**Given instruction**
Scan the lines below for the word "links". Copy each line you find it in.

**Excerpted data**
* * * *

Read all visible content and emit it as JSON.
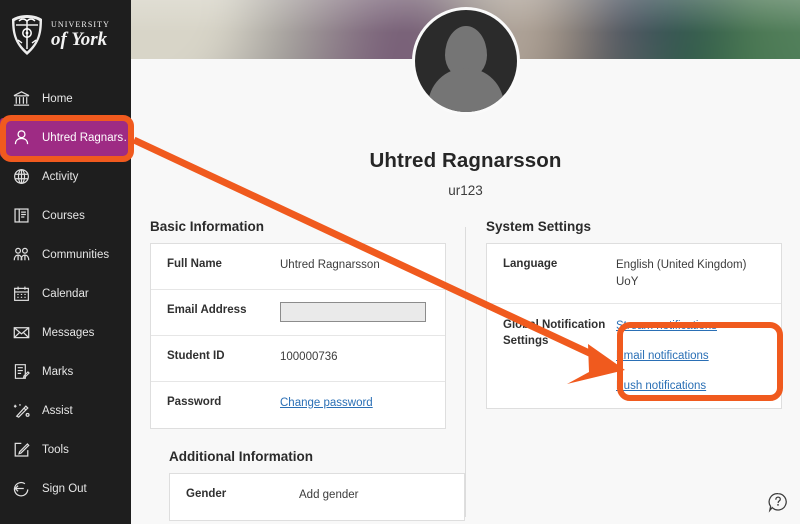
{
  "brand": {
    "line1": "UNIVERSITY",
    "line2": "of York",
    "crest_icon": "york-coat-of-arms-icon"
  },
  "sidebar": {
    "items": [
      {
        "label": "Home",
        "icon": "institution-icon",
        "active": false
      },
      {
        "label": "Uhtred Ragnars…",
        "icon": "person-icon",
        "active": true
      },
      {
        "label": "Activity",
        "icon": "globe-icon",
        "active": false
      },
      {
        "label": "Courses",
        "icon": "book-icon",
        "active": false
      },
      {
        "label": "Communities",
        "icon": "people-icon",
        "active": false
      },
      {
        "label": "Calendar",
        "icon": "calendar-icon",
        "active": false
      },
      {
        "label": "Messages",
        "icon": "envelope-icon",
        "active": false
      },
      {
        "label": "Marks",
        "icon": "graded-paper-icon",
        "active": false
      },
      {
        "label": "Assist",
        "icon": "magic-wand-icon",
        "active": false
      },
      {
        "label": "Tools",
        "icon": "edit-square-icon",
        "active": false
      },
      {
        "label": "Sign Out",
        "icon": "sign-out-icon",
        "active": false
      }
    ],
    "active_color": "#9e2b84",
    "background_color": "#1e1e1e"
  },
  "profile": {
    "name": "Uhtred Ragnarsson",
    "username": "ur123",
    "avatar_icon": "default-avatar-icon"
  },
  "basic_information": {
    "title": "Basic Information",
    "rows": [
      {
        "key": "Full Name",
        "value": "Uhtred Ragnarsson",
        "type": "text"
      },
      {
        "key": "Email Address",
        "value": "",
        "type": "redacted"
      },
      {
        "key": "Student ID",
        "value": "100000736",
        "type": "text"
      },
      {
        "key": "Password",
        "value": "Change password",
        "type": "link"
      }
    ]
  },
  "additional_information": {
    "title": "Additional Information",
    "rows": [
      {
        "key": "Gender",
        "value": "Add gender",
        "type": "text"
      }
    ]
  },
  "system_settings": {
    "title": "System Settings",
    "language": {
      "key": "Language",
      "value": "English (United Kingdom) UoY"
    },
    "global_notification": {
      "key": "Global Notification Settings",
      "links": [
        "Stream notifications",
        "Email notifications",
        "Push notifications"
      ]
    }
  },
  "help": {
    "icon": "help-question-bubble-icon",
    "label": "?"
  },
  "annotations": {
    "color": "#f05a1e",
    "highlight_sidebar_item": "Uhtred Ragnars…",
    "highlight_target": "Global Notification Settings links",
    "arrow": "from sidebar profile item to notification links"
  }
}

* * * *

**Answer to this problem**
      "links": [
    "highlight_target": "Global Notification Settings links",
    "arrow": "from sidebar profile item to notification links"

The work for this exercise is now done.